Exercise
Repeat the records in full and exactly, omitting pictures.

Collected data:
○ ○ ○ ○ ○ ○ ○

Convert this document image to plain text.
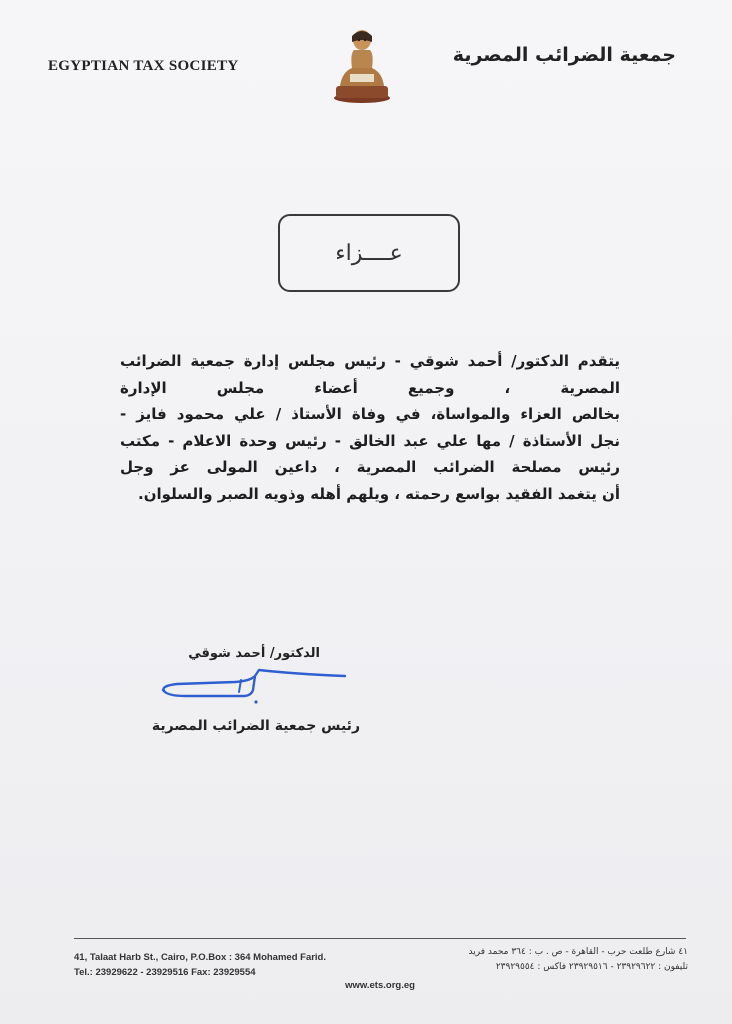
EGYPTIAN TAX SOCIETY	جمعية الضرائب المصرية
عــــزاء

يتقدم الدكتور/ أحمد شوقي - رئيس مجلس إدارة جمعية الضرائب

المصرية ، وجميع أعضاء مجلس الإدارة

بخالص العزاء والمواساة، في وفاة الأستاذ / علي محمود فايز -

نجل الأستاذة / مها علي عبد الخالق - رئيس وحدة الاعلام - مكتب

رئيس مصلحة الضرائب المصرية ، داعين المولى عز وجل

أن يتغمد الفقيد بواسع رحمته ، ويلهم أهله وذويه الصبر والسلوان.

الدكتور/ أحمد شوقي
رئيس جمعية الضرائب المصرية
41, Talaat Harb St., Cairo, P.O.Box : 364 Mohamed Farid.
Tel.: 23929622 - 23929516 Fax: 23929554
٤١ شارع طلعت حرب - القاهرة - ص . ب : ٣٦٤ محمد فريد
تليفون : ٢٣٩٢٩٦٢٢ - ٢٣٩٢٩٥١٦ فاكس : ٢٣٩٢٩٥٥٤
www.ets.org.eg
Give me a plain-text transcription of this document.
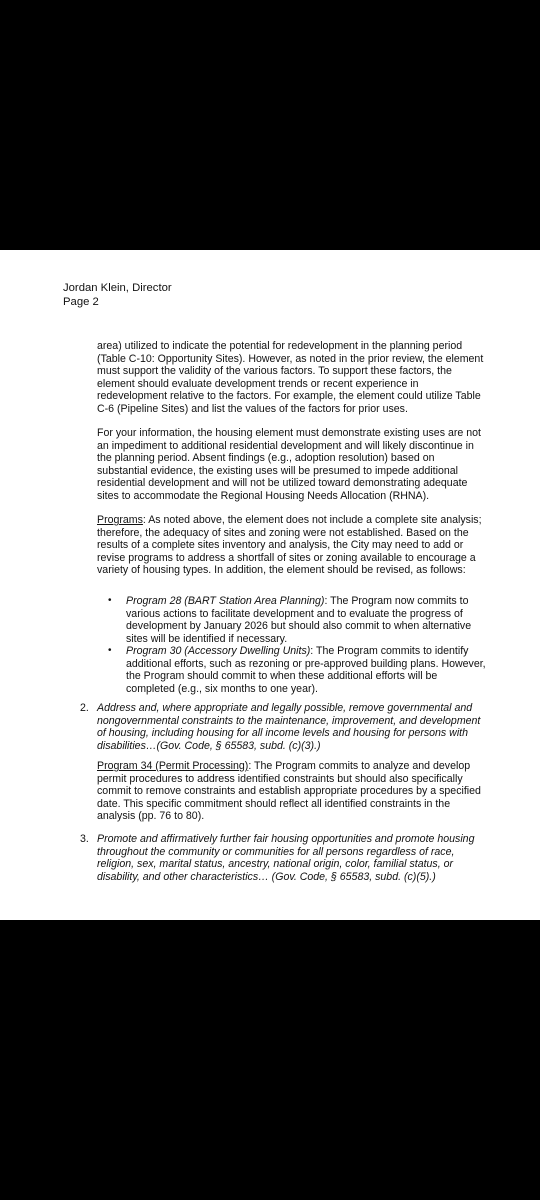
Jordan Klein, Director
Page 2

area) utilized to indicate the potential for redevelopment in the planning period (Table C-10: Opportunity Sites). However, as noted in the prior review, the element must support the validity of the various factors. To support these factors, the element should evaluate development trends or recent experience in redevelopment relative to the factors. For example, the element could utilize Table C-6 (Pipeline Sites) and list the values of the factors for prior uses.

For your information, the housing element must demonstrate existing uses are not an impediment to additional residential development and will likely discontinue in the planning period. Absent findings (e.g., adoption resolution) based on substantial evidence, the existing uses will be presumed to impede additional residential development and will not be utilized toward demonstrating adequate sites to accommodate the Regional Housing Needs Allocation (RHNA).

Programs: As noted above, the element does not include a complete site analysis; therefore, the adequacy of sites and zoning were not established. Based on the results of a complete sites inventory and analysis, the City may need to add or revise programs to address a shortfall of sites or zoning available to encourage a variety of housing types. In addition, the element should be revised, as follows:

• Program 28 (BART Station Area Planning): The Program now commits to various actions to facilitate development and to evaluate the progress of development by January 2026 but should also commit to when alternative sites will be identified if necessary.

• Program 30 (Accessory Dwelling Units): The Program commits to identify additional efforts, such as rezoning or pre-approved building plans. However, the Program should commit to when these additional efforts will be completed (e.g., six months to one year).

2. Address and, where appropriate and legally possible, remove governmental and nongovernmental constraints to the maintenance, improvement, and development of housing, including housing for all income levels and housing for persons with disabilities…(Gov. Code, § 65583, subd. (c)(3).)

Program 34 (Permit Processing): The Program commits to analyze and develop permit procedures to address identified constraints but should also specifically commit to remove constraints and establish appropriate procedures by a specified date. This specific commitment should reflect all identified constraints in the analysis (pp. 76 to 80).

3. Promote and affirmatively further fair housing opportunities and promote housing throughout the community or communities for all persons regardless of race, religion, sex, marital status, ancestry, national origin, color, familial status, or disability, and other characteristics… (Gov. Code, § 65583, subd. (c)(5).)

○ ○ ○ ○ ○ ○ ○

Solution to the exercise
Convert this document image to plain text.
EGYPTIAN TAX SOCIETY	جمعية الضرائب المصرية
عــــزاء

يتقدم الدكتور/ أحمد شوقي - رئيس مجلس إدارة جمعية الضرائب

المصرية ، وجميع أعضاء مجلس الإدارة

بخالص العزاء والمواساة، في وفاة الأستاذ / علي محمود فايز -

نجل الأستاذة / مها علي عبد الخالق - رئيس وحدة الاعلام - مكتب

رئيس مصلحة الضرائب المصرية ، داعين المولى عز وجل

أن يتغمد الفقيد بواسع رحمته ، ويلهم أهله وذويه الصبر والسلوان.

الدكتور/ أحمد شوقي
رئيس جمعية الضرائب المصرية
41, Talaat Harb St., Cairo, P.O.Box : 364 Mohamed Farid.
Tel.: 23929622 - 23929516 Fax: 23929554
٤١ شارع طلعت حرب - القاهرة - ص . ب : ٣٦٤ محمد فريد
تليفون : ٢٣٩٢٩٦٢٢ - ٢٣٩٢٩٥١٦ فاكس : ٢٣٩٢٩٥٥٤
www.ets.org.eg
Give me a plain-text transcription of this document.
Jordan Klein, Director
Page 2

area) utilized to indicate the potential for redevelopment in the planning period (Table C-10: Opportunity Sites). However, as noted in the prior review, the element must support the validity of the various factors. To support these factors, the element should evaluate development trends or recent experience in redevelopment relative to the factors. For example, the element could utilize Table C-6 (Pipeline Sites) and list the values of the factors for prior uses.

For your information, the housing element must demonstrate existing uses are not an impediment to additional residential development and will likely discontinue in the planning period. Absent findings (e.g., adoption resolution) based on substantial evidence, the existing uses will be presumed to impede additional residential development and will not be utilized toward demonstrating adequate sites to accommodate the Regional Housing Needs Allocation (RHNA).

Programs: As noted above, the element does not include a complete site analysis; therefore, the adequacy of sites and zoning were not established. Based on the results of a complete sites inventory and analysis, the City may need to add or revise programs to address a shortfall of sites or zoning available to encourage a variety of housing types. In addition, the element should be revised, as follows:

• Program 28 (BART Station Area Planning): The Program now commits to various actions to facilitate development and to evaluate the progress of development by January 2026 but should also commit to when alternative sites will be identified if necessary.

• Program 30 (Accessory Dwelling Units): The Program commits to identify additional efforts, such as rezoning or pre-approved building plans. However, the Program should commit to when these additional efforts will be completed (e.g., six months to one year).

2. Address and, where appropriate and legally possible, remove governmental and nongovernmental constraints to the maintenance, improvement, and development of housing, including housing for all income levels and housing for persons with disabilities…(Gov. Code, § 65583, subd. (c)(3).)

Program 34 (Permit Processing): The Program commits to analyze and develop permit procedures to address identified constraints but should also specifically commit to remove constraints and establish appropriate procedures by a specified date. This specific commitment should reflect all identified constraints in the analysis (pp. 76 to 80).

3. Promote and affirmatively further fair housing opportunities and promote housing throughout the community or communities for all persons regardless of race, religion, sex, marital status, ancestry, national origin, color, familial status, or disability, and other characteristics… (Gov. Code, § 65583, subd. (c)(5).)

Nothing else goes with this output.